Description of the task
Report every line below that holds the word "JSON".

Raw data
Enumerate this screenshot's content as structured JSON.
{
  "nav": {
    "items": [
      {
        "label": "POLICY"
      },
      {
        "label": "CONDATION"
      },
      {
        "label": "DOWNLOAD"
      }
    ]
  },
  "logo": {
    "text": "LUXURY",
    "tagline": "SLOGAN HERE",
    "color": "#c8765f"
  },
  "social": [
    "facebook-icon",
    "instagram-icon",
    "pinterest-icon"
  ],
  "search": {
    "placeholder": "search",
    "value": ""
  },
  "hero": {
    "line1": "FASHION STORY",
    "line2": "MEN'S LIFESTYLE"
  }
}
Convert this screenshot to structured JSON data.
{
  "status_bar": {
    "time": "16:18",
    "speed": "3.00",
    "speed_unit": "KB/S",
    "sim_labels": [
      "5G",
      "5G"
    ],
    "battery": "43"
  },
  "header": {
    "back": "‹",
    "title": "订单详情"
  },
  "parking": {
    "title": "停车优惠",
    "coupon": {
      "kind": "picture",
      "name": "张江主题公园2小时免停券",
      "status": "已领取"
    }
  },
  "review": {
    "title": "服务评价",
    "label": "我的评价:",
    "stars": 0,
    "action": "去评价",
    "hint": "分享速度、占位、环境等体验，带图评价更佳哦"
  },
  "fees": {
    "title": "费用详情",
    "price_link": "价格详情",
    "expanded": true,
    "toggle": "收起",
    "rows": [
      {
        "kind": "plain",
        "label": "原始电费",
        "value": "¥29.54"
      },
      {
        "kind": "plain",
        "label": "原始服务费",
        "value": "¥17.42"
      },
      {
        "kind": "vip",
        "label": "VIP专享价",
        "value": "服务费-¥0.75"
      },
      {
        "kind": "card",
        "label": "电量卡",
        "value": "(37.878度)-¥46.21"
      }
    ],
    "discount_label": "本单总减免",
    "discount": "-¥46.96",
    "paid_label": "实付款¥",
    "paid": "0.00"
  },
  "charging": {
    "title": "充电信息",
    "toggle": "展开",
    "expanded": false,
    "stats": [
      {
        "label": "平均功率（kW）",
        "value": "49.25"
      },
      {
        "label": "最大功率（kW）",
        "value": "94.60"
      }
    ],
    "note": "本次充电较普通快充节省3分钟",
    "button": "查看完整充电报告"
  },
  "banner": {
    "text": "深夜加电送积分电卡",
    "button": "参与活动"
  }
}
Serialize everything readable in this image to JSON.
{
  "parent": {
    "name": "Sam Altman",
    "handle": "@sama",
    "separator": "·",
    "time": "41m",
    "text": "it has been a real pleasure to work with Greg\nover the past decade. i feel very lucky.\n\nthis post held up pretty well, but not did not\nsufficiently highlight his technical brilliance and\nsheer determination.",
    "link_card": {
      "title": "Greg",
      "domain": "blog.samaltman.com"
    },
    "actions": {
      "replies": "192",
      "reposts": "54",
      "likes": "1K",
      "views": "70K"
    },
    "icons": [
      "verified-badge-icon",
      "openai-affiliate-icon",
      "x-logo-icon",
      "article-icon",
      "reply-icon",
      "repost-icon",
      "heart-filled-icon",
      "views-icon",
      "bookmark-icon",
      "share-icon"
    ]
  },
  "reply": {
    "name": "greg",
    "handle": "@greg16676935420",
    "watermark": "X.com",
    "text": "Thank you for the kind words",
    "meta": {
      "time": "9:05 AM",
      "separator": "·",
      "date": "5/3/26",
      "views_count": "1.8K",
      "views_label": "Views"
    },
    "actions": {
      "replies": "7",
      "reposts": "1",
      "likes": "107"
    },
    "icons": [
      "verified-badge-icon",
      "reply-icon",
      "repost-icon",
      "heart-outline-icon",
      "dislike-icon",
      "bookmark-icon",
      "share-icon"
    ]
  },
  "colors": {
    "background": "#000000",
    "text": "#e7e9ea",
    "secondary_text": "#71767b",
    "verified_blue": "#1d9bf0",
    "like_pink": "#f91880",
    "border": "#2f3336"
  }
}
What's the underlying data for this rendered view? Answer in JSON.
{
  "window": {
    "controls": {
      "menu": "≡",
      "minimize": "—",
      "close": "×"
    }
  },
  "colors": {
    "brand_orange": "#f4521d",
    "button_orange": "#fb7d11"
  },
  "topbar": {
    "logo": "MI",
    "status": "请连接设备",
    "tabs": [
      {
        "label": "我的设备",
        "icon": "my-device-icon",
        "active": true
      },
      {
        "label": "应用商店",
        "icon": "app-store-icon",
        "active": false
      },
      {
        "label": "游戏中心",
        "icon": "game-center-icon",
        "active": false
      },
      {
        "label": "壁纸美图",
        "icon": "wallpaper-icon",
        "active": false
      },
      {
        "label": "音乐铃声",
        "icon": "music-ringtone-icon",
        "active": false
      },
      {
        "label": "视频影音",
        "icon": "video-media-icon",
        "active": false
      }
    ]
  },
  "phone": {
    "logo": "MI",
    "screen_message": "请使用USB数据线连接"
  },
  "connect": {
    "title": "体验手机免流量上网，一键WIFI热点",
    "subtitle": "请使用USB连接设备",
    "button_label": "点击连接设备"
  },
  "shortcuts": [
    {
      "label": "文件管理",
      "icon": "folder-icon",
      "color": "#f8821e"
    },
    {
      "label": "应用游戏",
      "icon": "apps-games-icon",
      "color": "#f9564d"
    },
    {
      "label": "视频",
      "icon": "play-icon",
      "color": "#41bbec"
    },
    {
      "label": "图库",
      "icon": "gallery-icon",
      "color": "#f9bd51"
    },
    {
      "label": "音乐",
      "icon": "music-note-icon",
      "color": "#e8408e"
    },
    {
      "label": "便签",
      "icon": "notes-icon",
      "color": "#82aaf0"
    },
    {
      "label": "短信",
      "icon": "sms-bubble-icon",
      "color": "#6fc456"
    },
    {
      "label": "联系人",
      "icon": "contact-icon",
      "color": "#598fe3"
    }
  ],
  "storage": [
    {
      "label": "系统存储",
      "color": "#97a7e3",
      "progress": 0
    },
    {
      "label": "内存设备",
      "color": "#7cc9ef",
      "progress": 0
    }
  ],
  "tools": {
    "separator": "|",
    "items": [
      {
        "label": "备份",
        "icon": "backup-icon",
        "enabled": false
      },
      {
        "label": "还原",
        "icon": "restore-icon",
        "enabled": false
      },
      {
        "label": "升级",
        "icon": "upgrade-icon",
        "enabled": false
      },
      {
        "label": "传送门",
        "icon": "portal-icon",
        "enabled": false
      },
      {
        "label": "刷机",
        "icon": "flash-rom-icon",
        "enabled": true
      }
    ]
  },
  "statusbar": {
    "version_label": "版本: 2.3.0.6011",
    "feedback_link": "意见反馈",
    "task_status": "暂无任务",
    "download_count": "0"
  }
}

Worked solution
Enumerate this screenshot's content as structured JSON.
Convert this screenshot to structured JSON data.
Serialize everything readable in this image to JSON.
What's the underlying data for this rendered view? Answer in JSON.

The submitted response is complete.